**SEITENAUSZUG**
Trotz Idiotendichte: Mollath ist ganz normal

Aber sie müssen nicht denken, daß ich damit jetzt irgendwie ganz dicke Mandate auch hier heimhole, mein Büro wird im Moment wirklich, es gibt, die Idiotendichte in unserer Bevölkerung ist wirklich sehr groß. Es gibt viele Verrückte. Das ist wirklich der Fall. Also, nicht Mollath, der ist ganz normal, das ist ein ganz ruhiger Franke, ganz freundlich.
[6:00]
Aber mein Büro wird im Moment täglich von Anrufen heimgesucht, von Zuschriften, die einfach so unglaublich sind, wobei da natürlich auch viele wichtige und - auch das merkt man - auch in dem, was so geschrieben wird, auch Sachverhalte geschildert werden, die wirklich auch eine Grundlage haben; aber ich kann das natürlich nicht bewältigen und das wird auch finanziell ein reines Fiasko, wenn ich all dem mich widmen wollte, also, der Fall Mollath macht mir schon Sorgen genug, in dieser Hinsicht jedenfalls.

**ERFASSTE DATEN**

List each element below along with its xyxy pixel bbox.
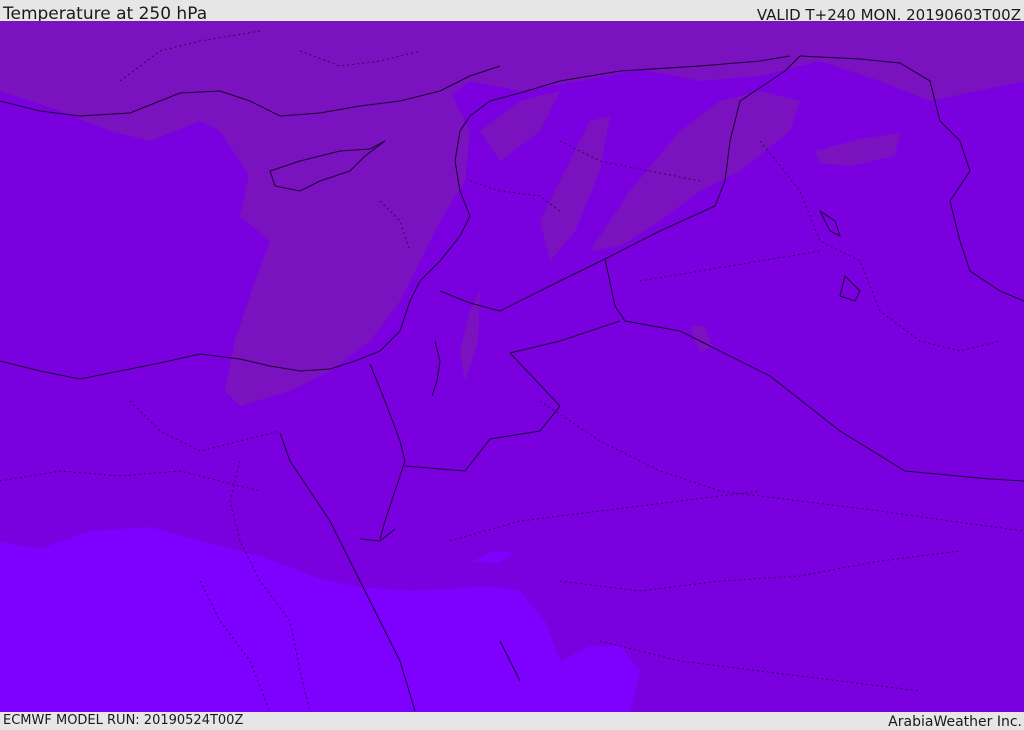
temperature-map[interactable] [0, 21, 1024, 712]
credit-label: ArabiaWeather Inc. [888, 714, 1022, 730]
map-canvas [0, 21, 1024, 712]
bottom-bar: ECMWF MODEL RUN: 20190524T00Z ArabiaWeat… [0, 712, 1024, 730]
top-bar: Temperature at 250 hPa VALID T+240 MON. … [0, 0, 1024, 24]
model-run-label: ECMWF MODEL RUN: 20190524T00Z [3, 713, 244, 728]
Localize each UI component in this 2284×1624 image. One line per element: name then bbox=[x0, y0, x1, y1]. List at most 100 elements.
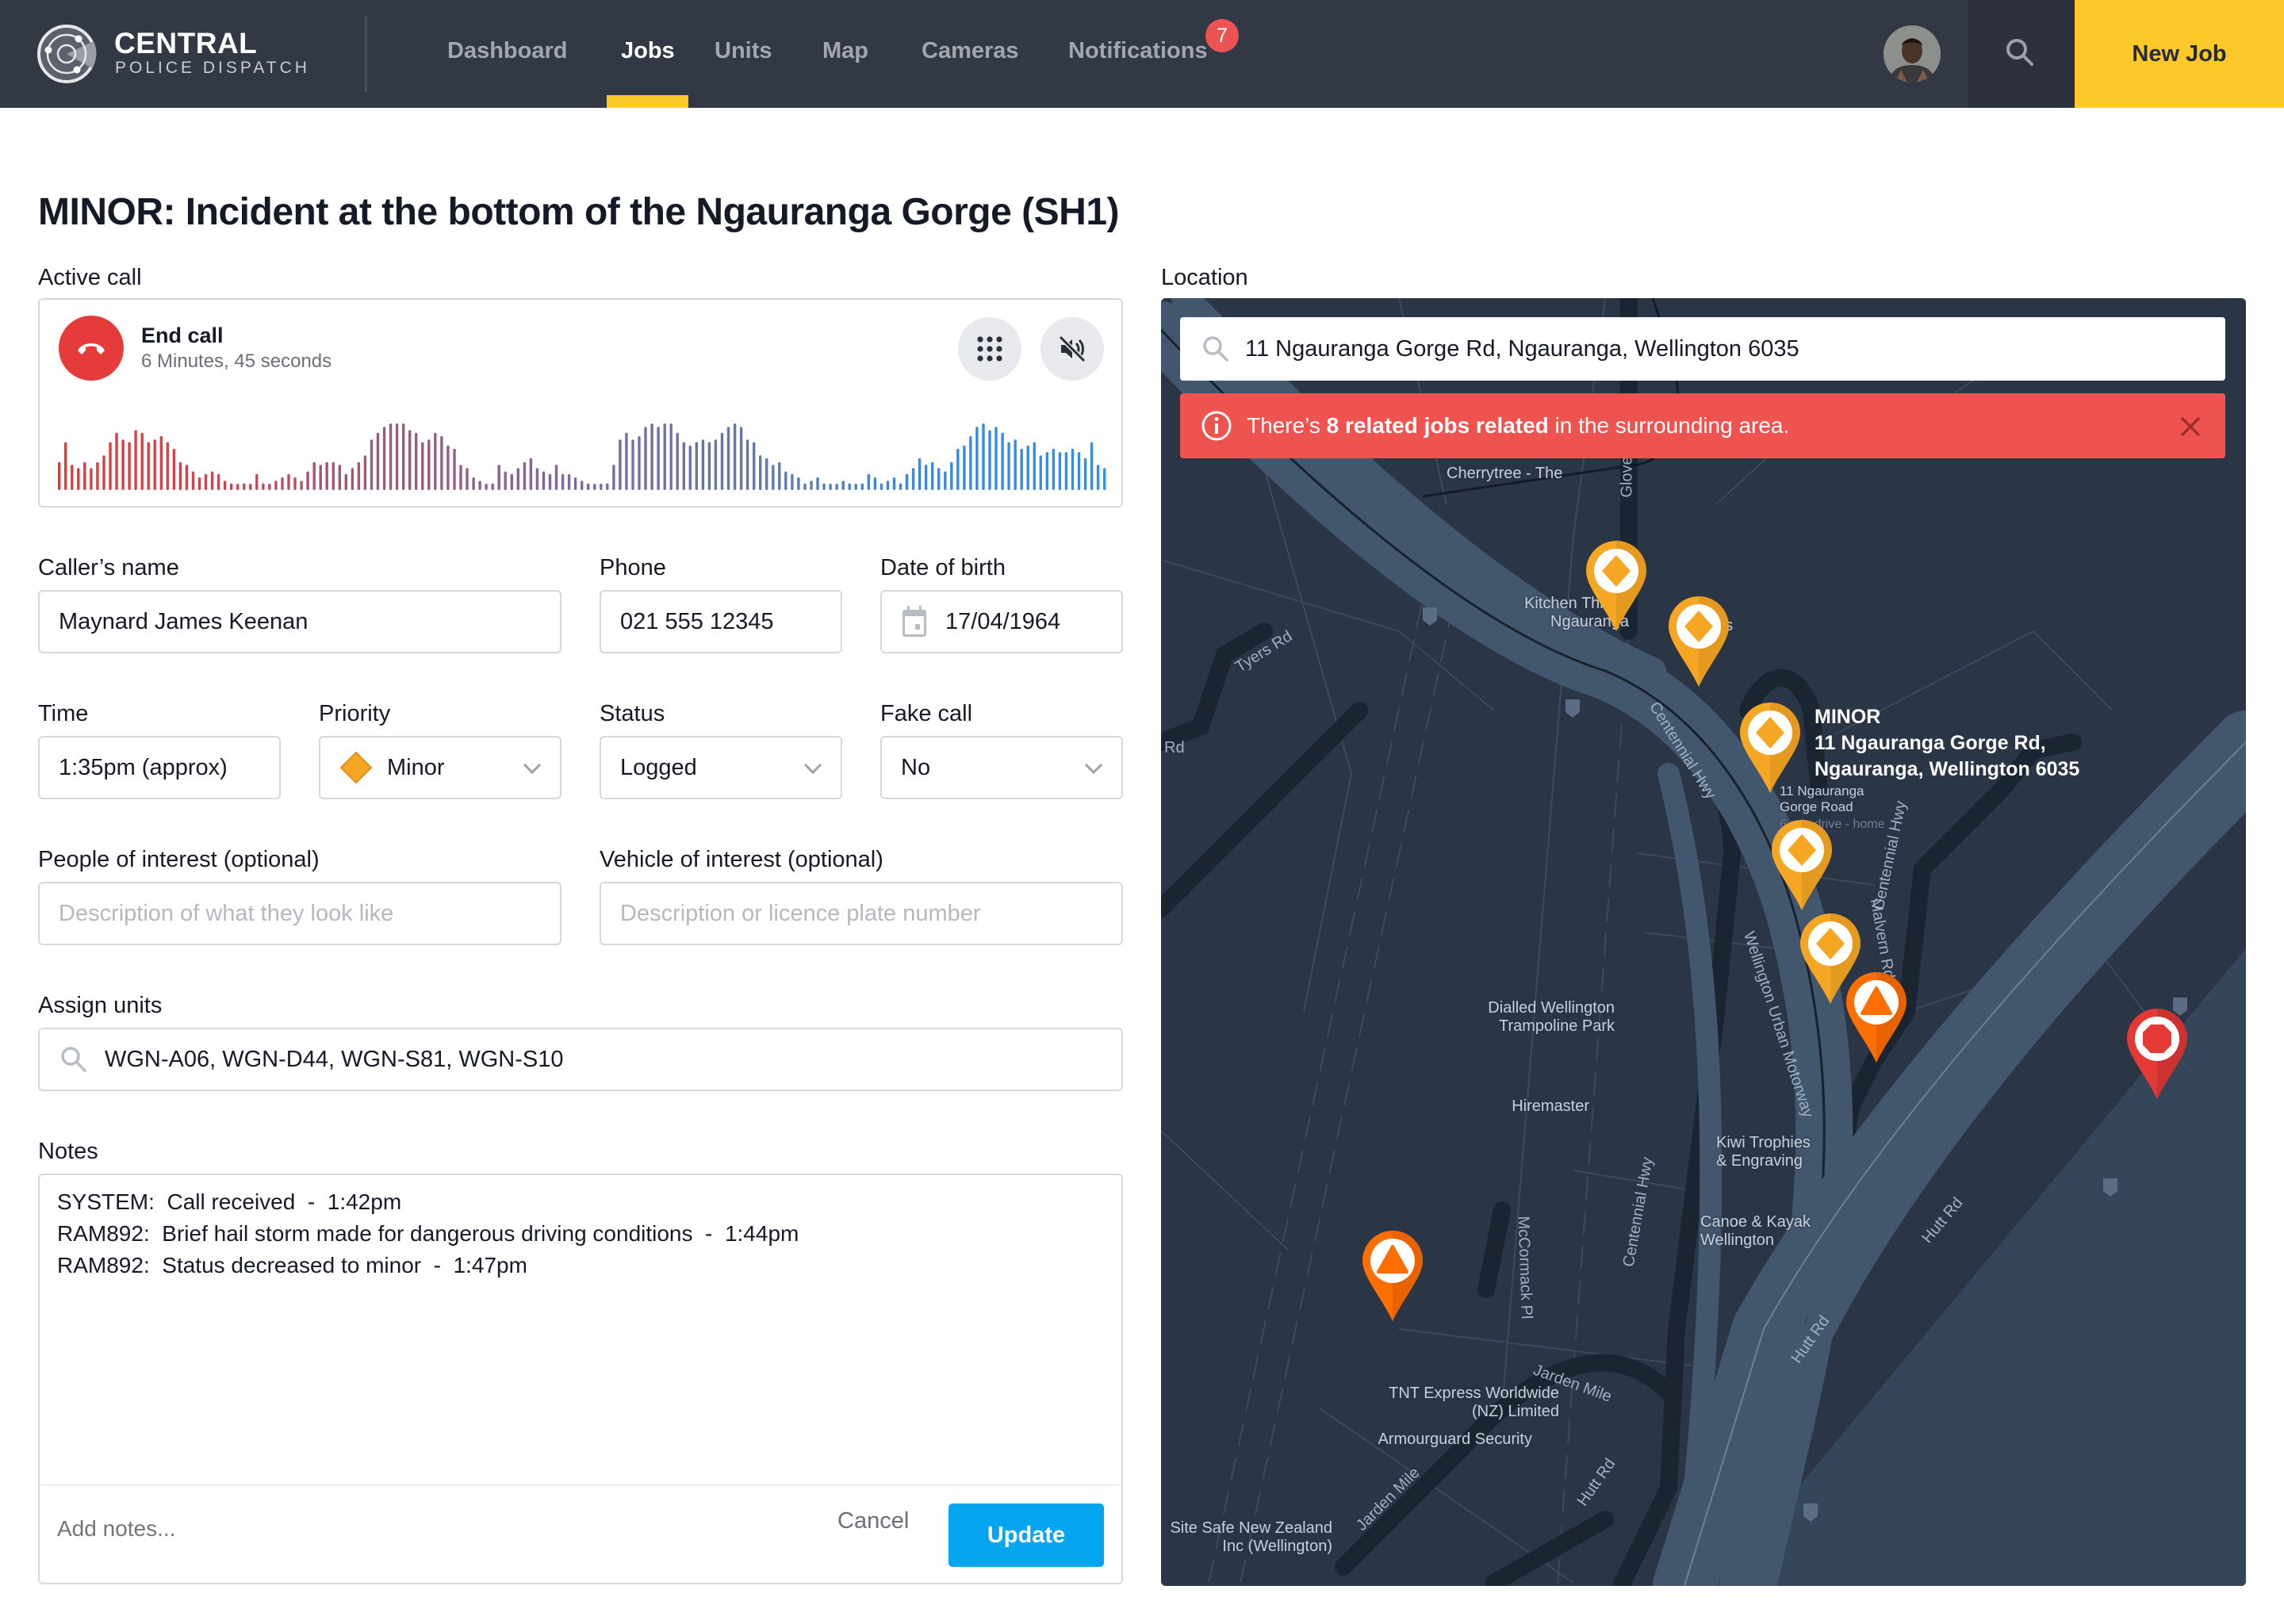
waveform-bar bbox=[102, 455, 105, 490]
waveform-bar bbox=[115, 432, 118, 490]
calendar-icon bbox=[902, 606, 926, 637]
phone-input[interactable] bbox=[620, 608, 841, 635]
nav-cameras[interactable]: Cameras bbox=[922, 38, 1019, 64]
waveform-bar bbox=[803, 483, 807, 490]
mute-button[interactable] bbox=[1040, 317, 1104, 381]
waveform-bar bbox=[325, 462, 328, 490]
waveform-bar bbox=[344, 473, 347, 490]
waveform-bar bbox=[867, 473, 870, 490]
waveform-bar bbox=[892, 477, 896, 490]
end-call-button[interactable] bbox=[59, 316, 124, 381]
priority-select[interactable]: Minor bbox=[319, 736, 561, 799]
vehicle-of-interest-input[interactable] bbox=[620, 900, 1121, 927]
waveform-bar bbox=[911, 468, 915, 490]
waveform-bar bbox=[1058, 452, 1062, 490]
cancel-button[interactable]: Cancel bbox=[837, 1508, 909, 1534]
waveform-bar bbox=[1026, 445, 1029, 490]
waveform-bar bbox=[657, 427, 660, 490]
waveform-bar bbox=[638, 436, 641, 490]
waveform-bar bbox=[197, 477, 201, 490]
callers-name-input[interactable] bbox=[59, 608, 560, 635]
place-label: Hiremaster bbox=[1512, 1097, 1589, 1115]
priority-label: Priority bbox=[319, 701, 391, 726]
waveform-bar bbox=[542, 471, 546, 490]
waveform-bar bbox=[516, 468, 519, 490]
keypad-icon bbox=[977, 336, 1002, 362]
fake-call-label: Fake call bbox=[880, 701, 973, 726]
waveform-bar bbox=[931, 462, 934, 490]
vehicle-of-interest-field[interactable] bbox=[600, 882, 1123, 945]
dob-field[interactable] bbox=[880, 590, 1123, 653]
people-of-interest-field[interactable] bbox=[38, 882, 561, 945]
keypad-button[interactable] bbox=[958, 317, 1021, 381]
notes-panel: SYSTEM: Call received - 1:42pm RAM892: B… bbox=[38, 1174, 1123, 1584]
status-select[interactable]: Logged bbox=[600, 736, 842, 799]
waveform-bar bbox=[312, 462, 316, 490]
alert-close-button[interactable] bbox=[2179, 416, 2202, 440]
map-pin-minor-selected[interactable] bbox=[1740, 703, 1800, 793]
search-icon bbox=[1203, 336, 1228, 362]
map-pin-minor[interactable] bbox=[1669, 596, 1729, 687]
nav-jobs[interactable]: Jobs bbox=[621, 38, 675, 64]
call-duration: 6 Minutes, 45 seconds bbox=[141, 350, 332, 372]
waveform-bar bbox=[529, 458, 533, 490]
map-pin-critical[interactable] bbox=[2127, 1009, 2187, 1099]
brand-subtitle: POLICE DISPATCH bbox=[115, 59, 310, 77]
note-entry: RAM892: Brief hail storm made for danger… bbox=[57, 1221, 799, 1246]
location-search-field[interactable] bbox=[1180, 317, 2225, 381]
waveform-bar bbox=[924, 465, 928, 490]
fake-call-select[interactable]: No bbox=[880, 736, 1123, 799]
place-label: Kiwi Trophies & Engraving bbox=[1716, 1134, 1811, 1170]
new-job-button[interactable]: New Job bbox=[2075, 0, 2284, 108]
waveform-bar bbox=[726, 427, 730, 490]
waveform-bar bbox=[848, 483, 851, 490]
people-of-interest-input[interactable] bbox=[59, 900, 560, 927]
waveform-bar bbox=[554, 465, 558, 490]
phone-field[interactable] bbox=[600, 590, 842, 653]
info-icon bbox=[1201, 411, 1232, 441]
waveform-bar bbox=[676, 432, 679, 490]
nav-units[interactable]: Units bbox=[715, 38, 772, 64]
update-button[interactable]: Update bbox=[948, 1503, 1104, 1567]
user-avatar[interactable] bbox=[1884, 25, 1941, 82]
waveform-bar bbox=[994, 427, 998, 490]
map-pin-minor[interactable] bbox=[1586, 541, 1646, 631]
dob-input[interactable] bbox=[945, 608, 1121, 635]
place-label: Cherrytree - The bbox=[1447, 465, 1563, 482]
waveform-bar bbox=[510, 473, 513, 490]
map-pin-moderate[interactable] bbox=[1362, 1231, 1423, 1321]
nav-dashboard[interactable]: Dashboard bbox=[447, 38, 567, 64]
waveform-bar bbox=[765, 458, 768, 490]
time-label: Time bbox=[38, 701, 89, 726]
map-pin-moderate[interactable] bbox=[1846, 972, 1907, 1063]
assign-units-field[interactable] bbox=[38, 1028, 1123, 1091]
waveform-bar bbox=[841, 481, 845, 490]
waveform-bar bbox=[816, 477, 819, 490]
map-pin-minor[interactable] bbox=[1772, 820, 1832, 910]
header-search-button[interactable] bbox=[1968, 0, 2075, 108]
location-map[interactable]: Tyers Rd Centennial Hwy Wellington Urban… bbox=[1161, 298, 2246, 1586]
header-divider bbox=[365, 16, 367, 92]
waveform-bar bbox=[83, 462, 86, 490]
waveform-bar bbox=[950, 462, 953, 490]
waveform-bar bbox=[287, 473, 290, 490]
assign-units-label: Assign units bbox=[38, 993, 163, 1018]
location-search-input[interactable] bbox=[1245, 335, 2197, 362]
road-label: McCormack Pl bbox=[1514, 1216, 1536, 1320]
time-input[interactable] bbox=[59, 754, 279, 781]
callers-name-field[interactable] bbox=[38, 590, 561, 653]
waveform-bar bbox=[223, 481, 227, 490]
waveform-bar bbox=[478, 481, 481, 490]
waveform-bar bbox=[140, 432, 144, 490]
active-call-label: Active call bbox=[38, 265, 142, 290]
waveform-bar bbox=[472, 477, 475, 490]
waveform-bar bbox=[453, 448, 456, 490]
waveform-bar bbox=[109, 442, 112, 490]
time-field[interactable] bbox=[38, 736, 281, 799]
assign-units-input[interactable] bbox=[105, 1046, 1121, 1073]
add-notes-input[interactable] bbox=[57, 1516, 771, 1542]
nav-notifications[interactable]: Notifications bbox=[1068, 38, 1208, 64]
dob-label: Date of birth bbox=[880, 555, 1006, 580]
nav-map[interactable]: Map bbox=[822, 38, 868, 64]
chevron-down-icon bbox=[1084, 763, 1103, 775]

**AUFGABENSTELLUNG**
Gib den Seitenauszug zum Fall Mollath vollständig und unverändert aus. Die Einträge stammen aus einer anderen Quelle.

**ERGEBNIS**
Trotz Idiotendichte: Mollath ist ganz normal

Aber sie müssen nicht denken, daß ich damit jetzt irgendwie ganz dicke Mandate auch hier heimhole, mein Büro wird im Moment wirklich, es gibt, die Idiotendichte in unserer Bevölkerung ist wirklich sehr groß. Es gibt viele Verrückte. Das ist wirklich der Fall. Also, nicht Mollath, der ist ganz normal, das ist ein ganz ruhiger Franke, ganz freundlich.
[6:00]
Aber mein Büro wird im Moment täglich von Anrufen heimgesucht, von Zuschriften, die einfach so unglaublich sind, wobei da natürlich auch viele wichtige und - auch das merkt man - auch in dem, was so geschrieben wird, auch Sachverhalte geschildert werden, die wirklich auch eine Grundlage haben; aber ich kann das natürlich nicht bewältigen und das wird auch finanziell ein reines Fiasko, wenn ich all dem mich widmen wollte, also, der Fall Mollath macht mir schon Sorgen genug, in dieser Hinsicht jedenfalls.